Problem: Pictures do not belong in the copy, so please give every entry below again exactly.

[Given records start]

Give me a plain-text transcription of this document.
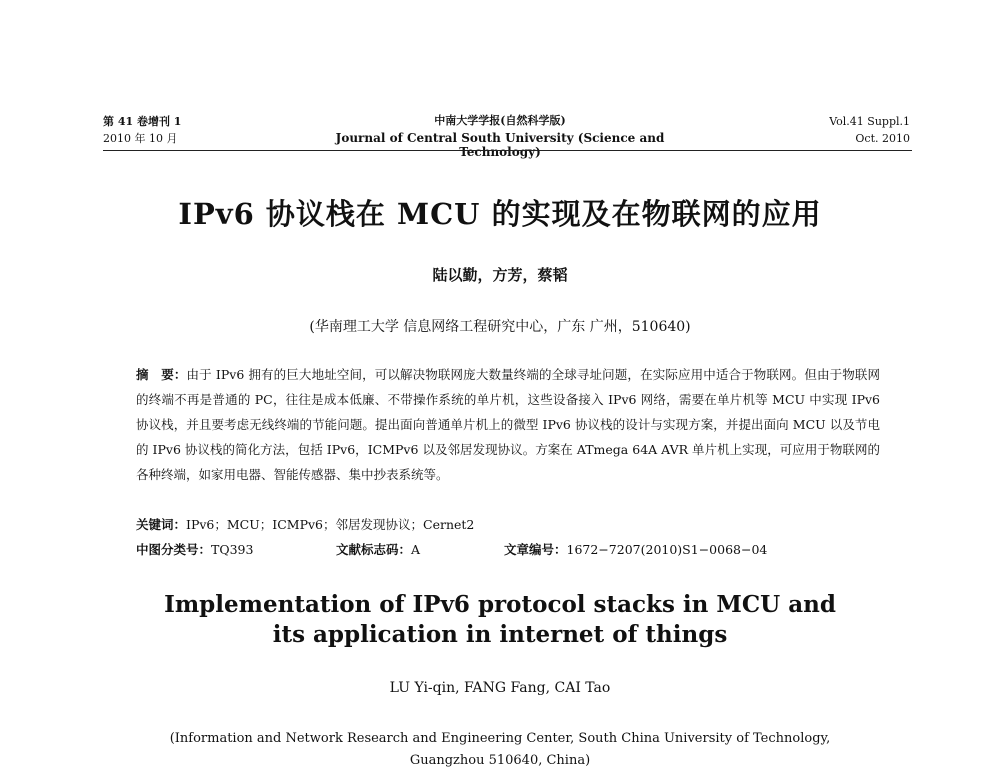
第 41 卷增刊 1
2010 年 10 月
中南大学学报(自然科学版)
Journal of Central South University (Science and Technology)
Vol.41 Suppl.1
Oct. 2010
IPv6 协议栈在 MCU 的实现及在物联网的应用
陆以勤，方芳，蔡韬
(华南理工大学 信息网络工程研究中心，广东 广州，510640)
摘　要：由于 IPv6 拥有的巨大地址空间，可以解决物联网庞大数量终端的全球寻址问题，在实际应用中适合于物联网。但由于物联网的终端不再是普通的 PC，往往是成本低廉、不带操作系统的单片机，这些设备接入 IPv6 网络，需要在单片机等 MCU 中实现 IPv6 协议栈，并且要考虑无线终端的节能问题。提出面向普通单片机上的微型 IPv6 协议栈的设计与实现方案，并提出面向 MCU 以及节电的 IPv6 协议栈的简化方法，包括 IPv6，ICMPv6 以及邻居发现协议。方案在 ATmega 64A AVR 单片机上实现，可应用于物联网的各种终端，如家用电器、智能传感器、集中抄表系统等。
关键词：IPv6；MCU；ICMPv6；邻居发现协议；Cernet2
中图分类号：TQ393	文献标志码：A	文章编号：1672−7207(2010)S1−0068−04
Implementation of IPv6 protocol stacks in MCU and
its application in internet of things
LU Yi-qin, FANG Fang, CAI Tao
(Information and Network Research and Engineering Center, South China University of Technology,
Guangzhou 510640, China)
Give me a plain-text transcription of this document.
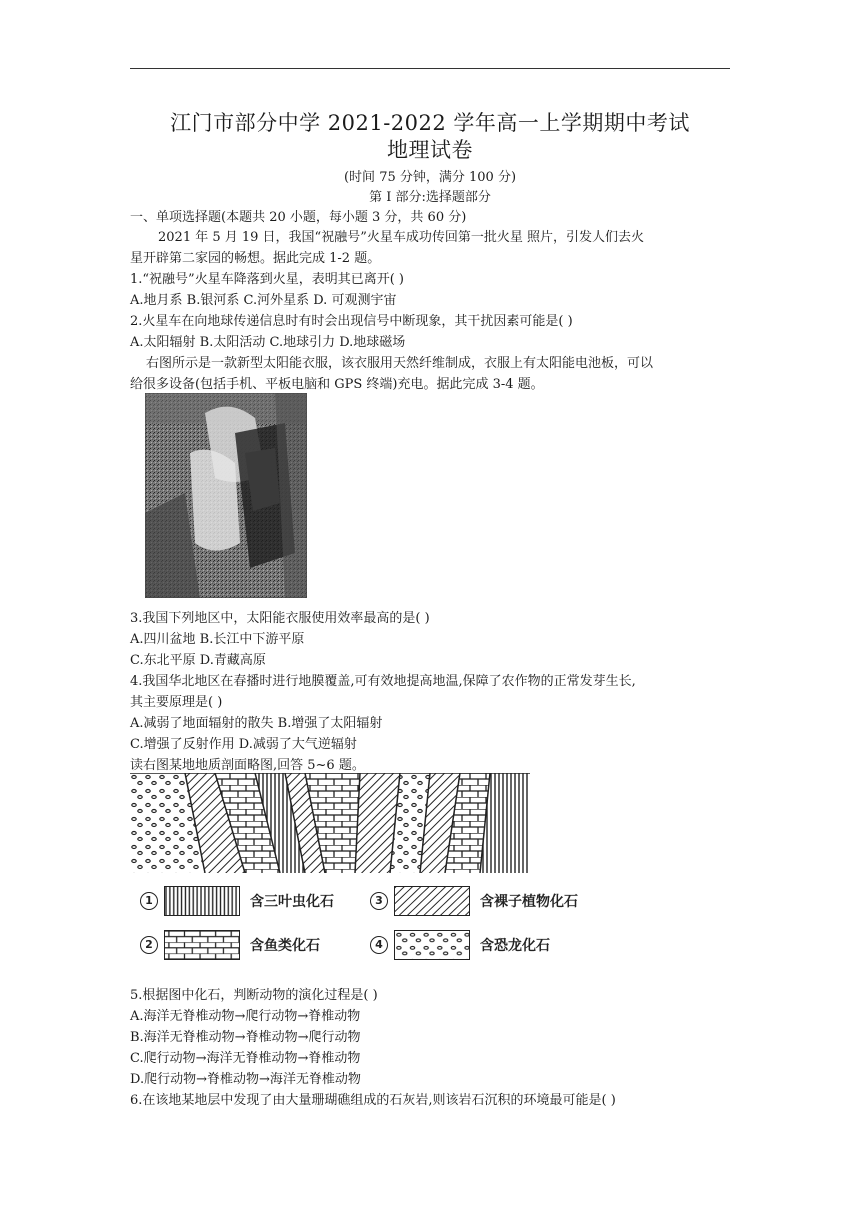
江门市部分中学 2021-2022 学年高一上学期期中考试
地理试卷
(时间 75 分钟，满分 100 分)
第 I 部分:选择题部分
一、单项选择题(本题共 20 小题，每小题 3 分，共 60 分)
2021 年 5 月 19 日，我国“祝融号”火星车成功传回第一批火星 照片，引发人们去火
星开辟第二家园的畅想。据此完成 1-2 题。
1.“祝融号”火星车降落到火星，表明其已离开( )
A.地月系 B.银河系 C.河外星系 D. 可观测宇宙
2.火星车在向地球传递信息时有时会出现信号中断现象，其干扰因素可能是( )
A.太阳辐射 B.太阳活动 C.地球引力 D.地球磁场
右图所示是一款新型太阳能衣服，该衣服用天然纤维制成，衣服上有太阳能电池板，可以
给很多设备(包括手机、平板电脑和 GPS 终端)充电。据此完成 3-4 题。
3.我国下列地区中，太阳能衣服使用效率最高的是( )
A.四川盆地 B.长江中下游平原
C.东北平原 D.青藏高原
4.我国华北地区在春播时进行地膜覆盖,可有效地提高地温,保障了农作物的正常发芽生长,
其主要原理是( )
A.减弱了地面辐射的散失 B.增强了太阳辐射
C.增强了反射作用 D.减弱了大气逆辐射
读右图某地地质剖面略图,回答 5~6 题。
1	含三叶虫化石	3	含裸子植物化石
2	含鱼类化石	4	含恐龙化石
5.根据图中化石，判断动物的演化过程是( )
A.海洋无脊椎动物→爬行动物→脊椎动物
B.海洋无脊椎动物→脊椎动物→爬行动物
C.爬行动物→海洋无脊椎动物→脊椎动物
D.爬行动物→脊椎动物→海洋无脊椎动物
6.在该地某地层中发现了由大量珊瑚礁组成的石灰岩,则该岩石沉积的环境最可能是( )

[Given records end]

Finished answer:
Give me a plain-text transcription of this document.
第 41 卷增刊 1
2010 年 10 月
中南大学学报(自然科学版)
Journal of Central South University (Science and Technology)
Vol.41 Suppl.1
Oct. 2010
IPv6 协议栈在 MCU 的实现及在物联网的应用
陆以勤，方芳，蔡韬
(华南理工大学 信息网络工程研究中心，广东 广州，510640)
摘　要：由于 IPv6 拥有的巨大地址空间，可以解决物联网庞大数量终端的全球寻址问题，在实际应用中适合于物联网。但由于物联网的终端不再是普通的 PC，往往是成本低廉、不带操作系统的单片机，这些设备接入 IPv6 网络，需要在单片机等 MCU 中实现 IPv6 协议栈，并且要考虑无线终端的节能问题。提出面向普通单片机上的微型 IPv6 协议栈的设计与实现方案，并提出面向 MCU 以及节电的 IPv6 协议栈的简化方法，包括 IPv6，ICMPv6 以及邻居发现协议。方案在 ATmega 64A AVR 单片机上实现，可应用于物联网的各种终端，如家用电器、智能传感器、集中抄表系统等。
关键词：IPv6；MCU；ICMPv6；邻居发现协议；Cernet2
中图分类号：TQ393	文献标志码：A	文章编号：1672−7207(2010)S1−0068−04
Implementation of IPv6 protocol stacks in MCU and
its application in internet of things
LU Yi-qin, FANG Fang, CAI Tao
(Information and Network Research and Engineering Center, South China University of Technology,
Guangzhou 510640, China)
Give me a plain-text transcription of this document.
江门市部分中学 2021-2022 学年高一上学期期中考试
地理试卷
(时间 75 分钟，满分 100 分)
第 I 部分:选择题部分
一、单项选择题(本题共 20 小题，每小题 3 分，共 60 分)
2021 年 5 月 19 日，我国“祝融号”火星车成功传回第一批火星 照片，引发人们去火
星开辟第二家园的畅想。据此完成 1-2 题。
1.“祝融号”火星车降落到火星，表明其已离开( )
A.地月系 B.银河系 C.河外星系 D. 可观测宇宙
2.火星车在向地球传递信息时有时会出现信号中断现象，其干扰因素可能是( )
A.太阳辐射 B.太阳活动 C.地球引力 D.地球磁场
右图所示是一款新型太阳能衣服，该衣服用天然纤维制成，衣服上有太阳能电池板，可以
给很多设备(包括手机、平板电脑和 GPS 终端)充电。据此完成 3-4 题。
3.我国下列地区中，太阳能衣服使用效率最高的是( )
A.四川盆地 B.长江中下游平原
C.东北平原 D.青藏高原
4.我国华北地区在春播时进行地膜覆盖,可有效地提高地温,保障了农作物的正常发芽生长,
其主要原理是( )
A.减弱了地面辐射的散失 B.增强了太阳辐射
C.增强了反射作用 D.减弱了大气逆辐射
读右图某地地质剖面略图,回答 5~6 题。
1	含三叶虫化石	3	含裸子植物化石
2	含鱼类化石	4	含恐龙化石
5.根据图中化石，判断动物的演化过程是( )
A.海洋无脊椎动物→爬行动物→脊椎动物
B.海洋无脊椎动物→脊椎动物→爬行动物
C.爬行动物→海洋无脊椎动物→脊椎动物
D.爬行动物→脊椎动物→海洋无脊椎动物
6.在该地某地层中发现了由大量珊瑚礁组成的石灰岩,则该岩石沉积的环境最可能是( )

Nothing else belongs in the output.